[Figure data in JSON]
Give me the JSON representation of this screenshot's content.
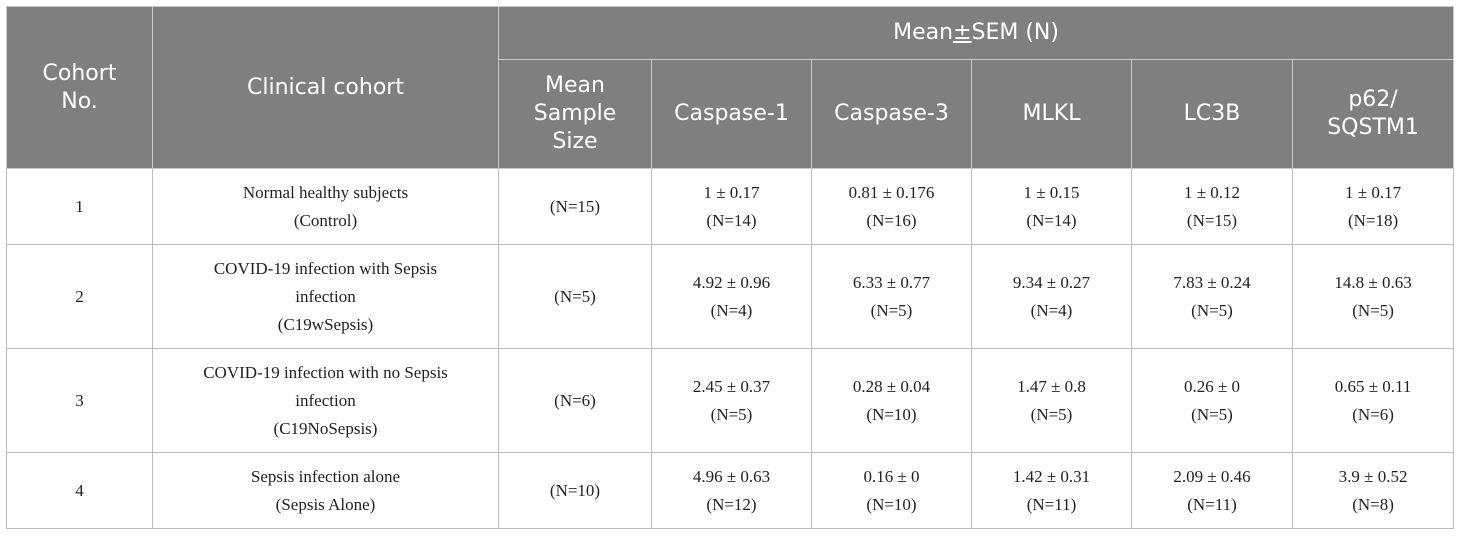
{
  "table": {
    "header": {
      "cohort_no": [
        "Cohort",
        "No."
      ],
      "clinical_cohort": "Clinical cohort",
      "group_title_pre": "Mean",
      "group_title_pm": "±",
      "group_title_post": "SEM (N)",
      "mean_sample_size": [
        "Mean",
        "Sample",
        "Size"
      ],
      "caspase1": "Caspase-1",
      "caspase3": "Caspase-3",
      "mlkl": "MLKL",
      "lc3b": "LC3B",
      "p62": [
        "p62/",
        "SQSTM1"
      ]
    },
    "rows": [
      {
        "no": "1",
        "cohort": [
          "Normal healthy subjects",
          "(Control)"
        ],
        "sample": "(N=15)",
        "caspase1": [
          "1 ± 0.17",
          "(N=14)"
        ],
        "caspase3": [
          "0.81 ± 0.176",
          "(N=16)"
        ],
        "mlkl": [
          "1 ± 0.15",
          "(N=14)"
        ],
        "lc3b": [
          "1 ± 0.12",
          "(N=15)"
        ],
        "p62": [
          "1 ± 0.17",
          "(N=18)"
        ]
      },
      {
        "no": "2",
        "cohort": [
          "COVID-19 infection with Sepsis",
          "infection",
          "(C19wSepsis)"
        ],
        "sample": "(N=5)",
        "caspase1": [
          "4.92 ± 0.96",
          "(N=4)"
        ],
        "caspase3": [
          "6.33 ± 0.77",
          "(N=5)"
        ],
        "mlkl": [
          "9.34 ± 0.27",
          "(N=4)"
        ],
        "lc3b": [
          "7.83 ± 0.24",
          "(N=5)"
        ],
        "p62": [
          "14.8 ± 0.63",
          "(N=5)"
        ]
      },
      {
        "no": "3",
        "cohort": [
          "COVID-19 infection with no Sepsis",
          "infection",
          "(C19NoSepsis)"
        ],
        "sample": "(N=6)",
        "caspase1": [
          "2.45 ± 0.37",
          "(N=5)"
        ],
        "caspase3": [
          "0.28 ± 0.04",
          "(N=10)"
        ],
        "mlkl": [
          "1.47 ± 0.8",
          "(N=5)"
        ],
        "lc3b": [
          "0.26 ± 0",
          "(N=5)"
        ],
        "p62": [
          "0.65 ± 0.11",
          "(N=6)"
        ]
      },
      {
        "no": "4",
        "cohort": [
          "Sepsis infection alone",
          "(Sepsis Alone)"
        ],
        "sample": "(N=10)",
        "caspase1": [
          "4.96 ± 0.63",
          "(N=12)"
        ],
        "caspase3": [
          "0.16 ± 0",
          "(N=10)"
        ],
        "mlkl": [
          "1.42 ± 0.31",
          "(N=11)"
        ],
        "lc3b": [
          "2.09 ± 0.46",
          "(N=11)"
        ],
        "p62": [
          "3.9 ± 0.52",
          "(N=8)"
        ]
      }
    ]
  }
}
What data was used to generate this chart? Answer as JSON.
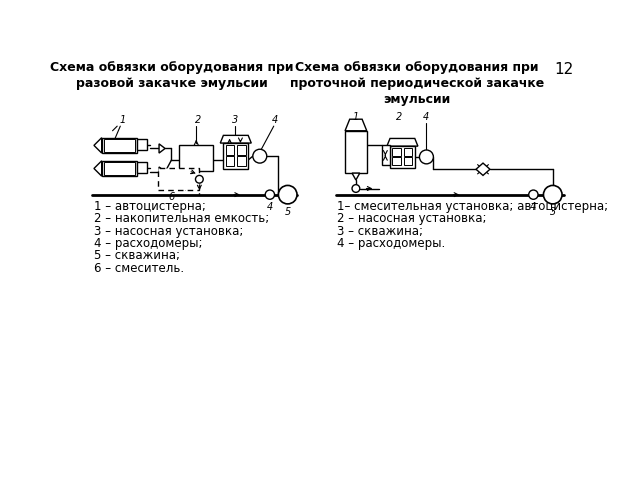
{
  "title_left": "Схема обвязки оборудования при\nразовой закачке эмульсии",
  "title_right": "Схема обвязки оборудования при\nпроточной периодической закачке\nэмульсии",
  "page_num": "12",
  "legend_left": [
    "1 – автоцистерна;",
    "2 – накопительная емкость;",
    "3 – насосная установка;",
    "4 – расходомеры;",
    "5 – скважина;",
    "6 – смеситель."
  ],
  "legend_right": [
    "1– смесительная установка; автоцистерна;",
    "2 – насосная установка;",
    "3 – скважина;",
    "4 – расходомеры."
  ],
  "bg_color": "#ffffff"
}
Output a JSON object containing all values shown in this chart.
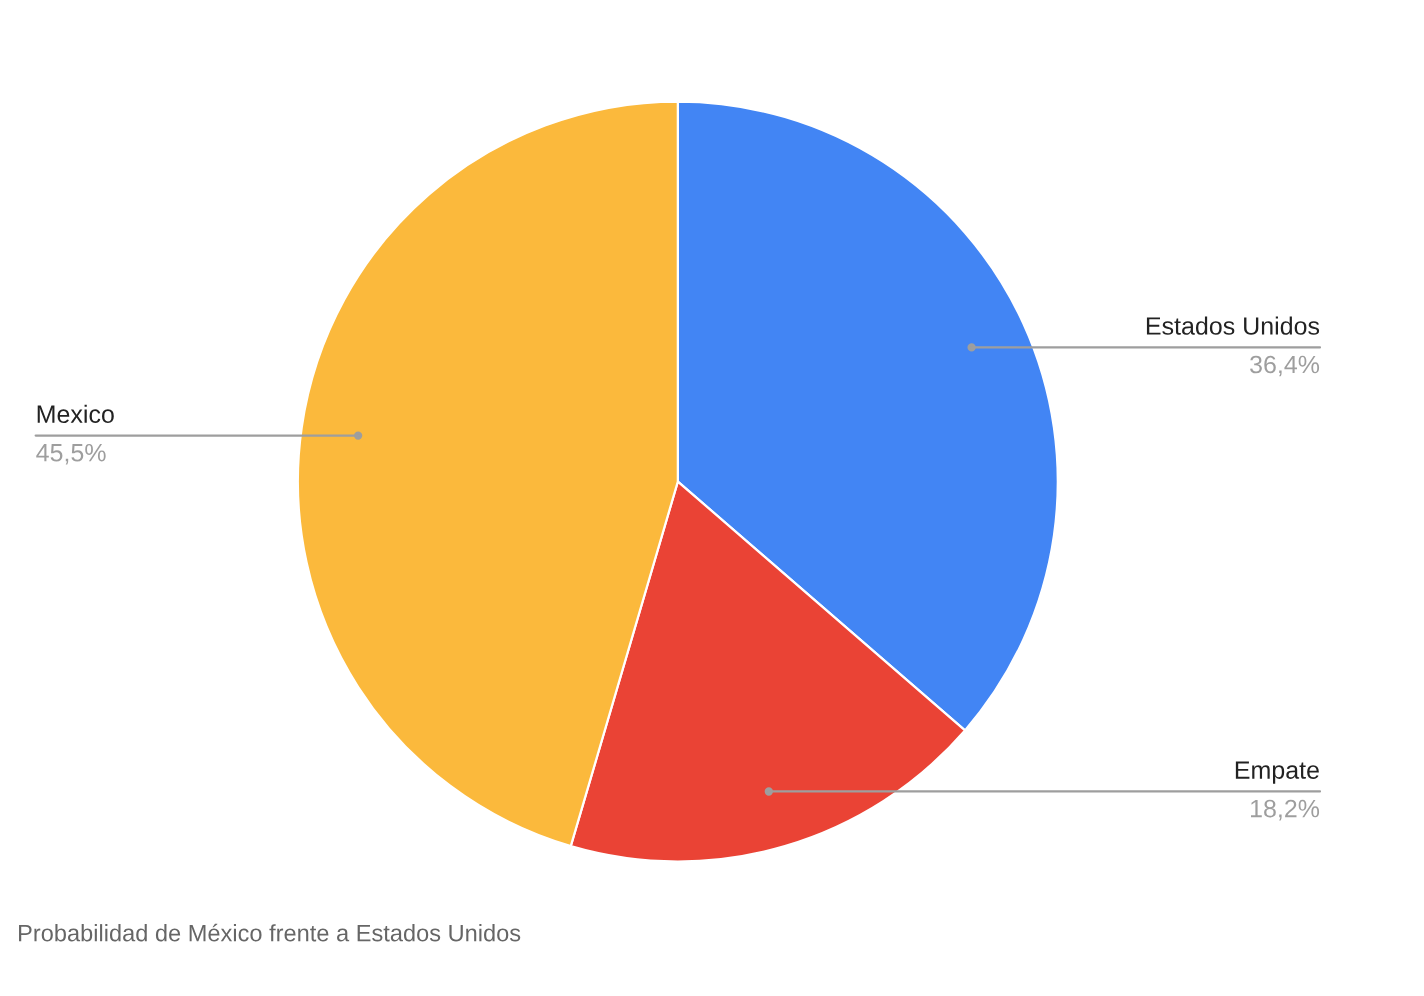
{
  "chart_data": {
    "type": "pie",
    "categories": [
      "Estados Unidos",
      "Empate",
      "Mexico"
    ],
    "values": [
      36.4,
      18.2,
      45.5
    ],
    "value_labels": [
      "36,4%",
      "18,2%",
      "45,5%"
    ],
    "colors": [
      "#4285f4",
      "#ea4335",
      "#fbb93c"
    ],
    "legend": false,
    "annotations": [
      "Probabilidad de México frente a Estados Unidos"
    ]
  }
}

What is required: Print out the material word for word, omitting the pictures.

Exercise output:
Give me the JSON representation of this screenshot's content.
{
  "table": {
    "header": {
      "cohort_no": [
        "Cohort",
        "No."
      ],
      "clinical_cohort": "Clinical cohort",
      "group_title_pre": "Mean",
      "group_title_pm": "±",
      "group_title_post": "SEM (N)",
      "mean_sample_size": [
        "Mean",
        "Sample",
        "Size"
      ],
      "caspase1": "Caspase-1",
      "caspase3": "Caspase-3",
      "mlkl": "MLKL",
      "lc3b": "LC3B",
      "p62": [
        "p62/",
        "SQSTM1"
      ]
    },
    "rows": [
      {
        "no": "1",
        "cohort": [
          "Normal healthy subjects",
          "(Control)"
        ],
        "sample": "(N=15)",
        "caspase1": [
          "1 ± 0.17",
          "(N=14)"
        ],
        "caspase3": [
          "0.81 ± 0.176",
          "(N=16)"
        ],
        "mlkl": [
          "1 ± 0.15",
          "(N=14)"
        ],
        "lc3b": [
          "1 ± 0.12",
          "(N=15)"
        ],
        "p62": [
          "1 ± 0.17",
          "(N=18)"
        ]
      },
      {
        "no": "2",
        "cohort": [
          "COVID-19 infection with Sepsis",
          "infection",
          "(C19wSepsis)"
        ],
        "sample": "(N=5)",
        "caspase1": [
          "4.92 ± 0.96",
          "(N=4)"
        ],
        "caspase3": [
          "6.33 ± 0.77",
          "(N=5)"
        ],
        "mlkl": [
          "9.34 ± 0.27",
          "(N=4)"
        ],
        "lc3b": [
          "7.83 ± 0.24",
          "(N=5)"
        ],
        "p62": [
          "14.8 ± 0.63",
          "(N=5)"
        ]
      },
      {
        "no": "3",
        "cohort": [
          "COVID-19 infection with no Sepsis",
          "infection",
          "(C19NoSepsis)"
        ],
        "sample": "(N=6)",
        "caspase1": [
          "2.45 ± 0.37",
          "(N=5)"
        ],
        "caspase3": [
          "0.28 ± 0.04",
          "(N=10)"
        ],
        "mlkl": [
          "1.47 ± 0.8",
          "(N=5)"
        ],
        "lc3b": [
          "0.26 ± 0",
          "(N=5)"
        ],
        "p62": [
          "0.65 ± 0.11",
          "(N=6)"
        ]
      },
      {
        "no": "4",
        "cohort": [
          "Sepsis infection alone",
          "(Sepsis Alone)"
        ],
        "sample": "(N=10)",
        "caspase1": [
          "4.96 ± 0.63",
          "(N=12)"
        ],
        "caspase3": [
          "0.16 ± 0",
          "(N=10)"
        ],
        "mlkl": [
          "1.42 ± 0.31",
          "(N=11)"
        ],
        "lc3b": [
          "2.09 ± 0.46",
          "(N=11)"
        ],
        "p62": [
          "3.9 ± 0.52",
          "(N=8)"
        ]
      }
    ]
  }
}
What data was used to generate this chart? Answer as JSON.
{
  "title_left": "Схема обвязки оборудования при\nразовой закачке эмульсии",
  "title_right": "Схема обвязки оборудования при\nпроточной периодической закачке\nэмульсии",
  "page_num": "12",
  "legend_left": [
    "1 – автоцистерна;",
    "2 – накопительная емкость;",
    "3 – насосная установка;",
    "4 – расходомеры;",
    "5 – скважина;",
    "6 – смеситель."
  ],
  "legend_right": [
    "1– смесительная установка; автоцистерна;",
    "2 – насосная установка;",
    "3 – скважина;",
    "4 – расходомеры."
  ],
  "bg_color": "#ffffff"
}
Output a JSON object containing all values shown in this chart.
{
  "chart_data": {
    "type": "pie",
    "categories": [
      "Estados Unidos",
      "Empate",
      "Mexico"
    ],
    "values": [
      36.4,
      18.2,
      45.5
    ],
    "value_labels": [
      "36,4%",
      "18,2%",
      "45,5%"
    ],
    "colors": [
      "#4285f4",
      "#ea4335",
      "#fbb93c"
    ],
    "legend": false,
    "annotations": [
      "Probabilidad de México frente a Estados Unidos"
    ]
  }
}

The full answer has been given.